>> Start Data excerpts
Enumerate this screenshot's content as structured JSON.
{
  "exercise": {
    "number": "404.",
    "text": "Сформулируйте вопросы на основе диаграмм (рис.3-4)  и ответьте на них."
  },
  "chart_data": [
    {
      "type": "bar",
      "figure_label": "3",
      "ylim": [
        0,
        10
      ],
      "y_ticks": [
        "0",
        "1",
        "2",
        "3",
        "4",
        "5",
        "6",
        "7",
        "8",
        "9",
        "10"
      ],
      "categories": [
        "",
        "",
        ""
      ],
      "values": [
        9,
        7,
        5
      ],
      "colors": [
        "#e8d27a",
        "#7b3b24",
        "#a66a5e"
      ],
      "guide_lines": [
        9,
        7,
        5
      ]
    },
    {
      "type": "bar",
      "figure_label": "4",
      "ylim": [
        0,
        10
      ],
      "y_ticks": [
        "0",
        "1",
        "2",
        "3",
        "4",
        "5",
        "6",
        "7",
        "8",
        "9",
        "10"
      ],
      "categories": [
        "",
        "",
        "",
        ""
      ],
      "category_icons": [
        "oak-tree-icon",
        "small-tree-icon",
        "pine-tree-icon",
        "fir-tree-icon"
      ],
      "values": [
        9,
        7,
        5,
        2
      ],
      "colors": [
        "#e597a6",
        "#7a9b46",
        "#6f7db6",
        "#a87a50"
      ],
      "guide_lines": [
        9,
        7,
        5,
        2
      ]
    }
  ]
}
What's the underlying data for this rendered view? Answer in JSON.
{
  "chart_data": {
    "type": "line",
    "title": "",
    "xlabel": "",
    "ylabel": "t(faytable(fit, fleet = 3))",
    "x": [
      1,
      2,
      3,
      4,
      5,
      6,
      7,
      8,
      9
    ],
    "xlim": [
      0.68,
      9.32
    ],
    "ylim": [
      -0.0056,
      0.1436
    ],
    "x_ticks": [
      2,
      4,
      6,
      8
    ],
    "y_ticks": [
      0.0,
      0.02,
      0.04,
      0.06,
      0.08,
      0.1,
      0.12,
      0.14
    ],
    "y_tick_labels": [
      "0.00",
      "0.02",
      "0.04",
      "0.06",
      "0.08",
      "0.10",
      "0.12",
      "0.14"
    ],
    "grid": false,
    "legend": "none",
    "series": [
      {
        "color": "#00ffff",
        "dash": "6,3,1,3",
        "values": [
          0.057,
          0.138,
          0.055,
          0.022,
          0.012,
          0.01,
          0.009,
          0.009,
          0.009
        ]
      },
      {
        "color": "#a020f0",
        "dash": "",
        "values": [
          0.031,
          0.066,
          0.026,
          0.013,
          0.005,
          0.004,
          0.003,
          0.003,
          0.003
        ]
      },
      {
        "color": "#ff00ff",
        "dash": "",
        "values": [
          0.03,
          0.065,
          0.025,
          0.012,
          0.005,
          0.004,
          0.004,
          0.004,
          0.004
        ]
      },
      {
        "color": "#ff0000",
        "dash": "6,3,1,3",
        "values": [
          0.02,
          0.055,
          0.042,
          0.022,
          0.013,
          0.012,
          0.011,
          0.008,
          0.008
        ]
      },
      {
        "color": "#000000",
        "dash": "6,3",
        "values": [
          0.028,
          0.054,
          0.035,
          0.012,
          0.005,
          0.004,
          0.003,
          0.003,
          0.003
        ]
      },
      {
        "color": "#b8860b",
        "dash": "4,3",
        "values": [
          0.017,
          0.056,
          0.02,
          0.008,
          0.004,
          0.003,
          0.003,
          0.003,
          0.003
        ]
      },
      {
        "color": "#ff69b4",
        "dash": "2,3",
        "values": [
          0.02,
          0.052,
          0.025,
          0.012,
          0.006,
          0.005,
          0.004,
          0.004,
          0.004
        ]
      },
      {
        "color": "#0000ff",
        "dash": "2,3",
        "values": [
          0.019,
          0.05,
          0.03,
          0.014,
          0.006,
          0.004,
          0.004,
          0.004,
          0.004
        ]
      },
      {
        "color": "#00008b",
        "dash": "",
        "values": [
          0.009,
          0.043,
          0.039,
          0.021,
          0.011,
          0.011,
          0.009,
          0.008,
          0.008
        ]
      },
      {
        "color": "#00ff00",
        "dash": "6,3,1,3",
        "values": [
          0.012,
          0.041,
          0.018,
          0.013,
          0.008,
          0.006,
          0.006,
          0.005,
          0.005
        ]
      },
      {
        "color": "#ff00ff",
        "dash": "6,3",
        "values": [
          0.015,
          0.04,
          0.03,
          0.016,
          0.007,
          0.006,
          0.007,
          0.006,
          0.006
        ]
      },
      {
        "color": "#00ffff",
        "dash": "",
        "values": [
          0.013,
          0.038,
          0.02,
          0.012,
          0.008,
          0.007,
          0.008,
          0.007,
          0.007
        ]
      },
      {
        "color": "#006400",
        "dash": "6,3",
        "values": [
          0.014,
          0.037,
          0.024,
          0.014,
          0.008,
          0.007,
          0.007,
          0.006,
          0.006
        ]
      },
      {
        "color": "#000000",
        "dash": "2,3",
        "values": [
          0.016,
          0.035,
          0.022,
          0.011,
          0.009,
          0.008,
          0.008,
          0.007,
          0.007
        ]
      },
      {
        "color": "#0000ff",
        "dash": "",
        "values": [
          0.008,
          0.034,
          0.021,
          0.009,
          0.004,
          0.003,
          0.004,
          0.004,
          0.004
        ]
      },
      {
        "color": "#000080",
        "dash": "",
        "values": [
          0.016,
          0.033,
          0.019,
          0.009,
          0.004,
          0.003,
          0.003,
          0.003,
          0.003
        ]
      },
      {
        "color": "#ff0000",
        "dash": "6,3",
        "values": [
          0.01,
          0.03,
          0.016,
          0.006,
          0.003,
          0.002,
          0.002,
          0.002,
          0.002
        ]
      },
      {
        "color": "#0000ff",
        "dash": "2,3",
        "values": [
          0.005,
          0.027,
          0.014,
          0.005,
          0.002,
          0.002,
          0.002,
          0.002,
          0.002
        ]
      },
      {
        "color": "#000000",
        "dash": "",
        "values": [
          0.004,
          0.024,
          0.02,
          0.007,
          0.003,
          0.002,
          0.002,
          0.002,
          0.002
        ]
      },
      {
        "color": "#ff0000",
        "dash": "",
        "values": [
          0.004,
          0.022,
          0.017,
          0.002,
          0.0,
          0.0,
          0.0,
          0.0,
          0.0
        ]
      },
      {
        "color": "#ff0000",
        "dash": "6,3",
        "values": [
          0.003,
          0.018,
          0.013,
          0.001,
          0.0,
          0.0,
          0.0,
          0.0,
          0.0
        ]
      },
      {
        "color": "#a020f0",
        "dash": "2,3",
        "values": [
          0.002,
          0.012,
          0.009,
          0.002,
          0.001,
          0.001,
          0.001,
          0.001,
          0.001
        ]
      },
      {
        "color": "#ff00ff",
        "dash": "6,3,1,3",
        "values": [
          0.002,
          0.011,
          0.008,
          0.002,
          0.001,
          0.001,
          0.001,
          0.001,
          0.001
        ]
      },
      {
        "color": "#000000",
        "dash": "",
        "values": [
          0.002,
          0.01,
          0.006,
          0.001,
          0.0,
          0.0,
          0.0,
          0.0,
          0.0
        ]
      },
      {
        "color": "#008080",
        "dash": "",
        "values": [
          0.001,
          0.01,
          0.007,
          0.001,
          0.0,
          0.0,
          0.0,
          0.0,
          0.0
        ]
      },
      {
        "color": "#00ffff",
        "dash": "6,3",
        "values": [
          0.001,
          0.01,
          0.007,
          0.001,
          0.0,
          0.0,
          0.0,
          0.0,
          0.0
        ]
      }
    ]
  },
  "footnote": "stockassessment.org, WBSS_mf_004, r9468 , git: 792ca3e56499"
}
>> End Data excerpts
In the records above, tally the lines where the word "tree" appears, and give the number and nothing else.

4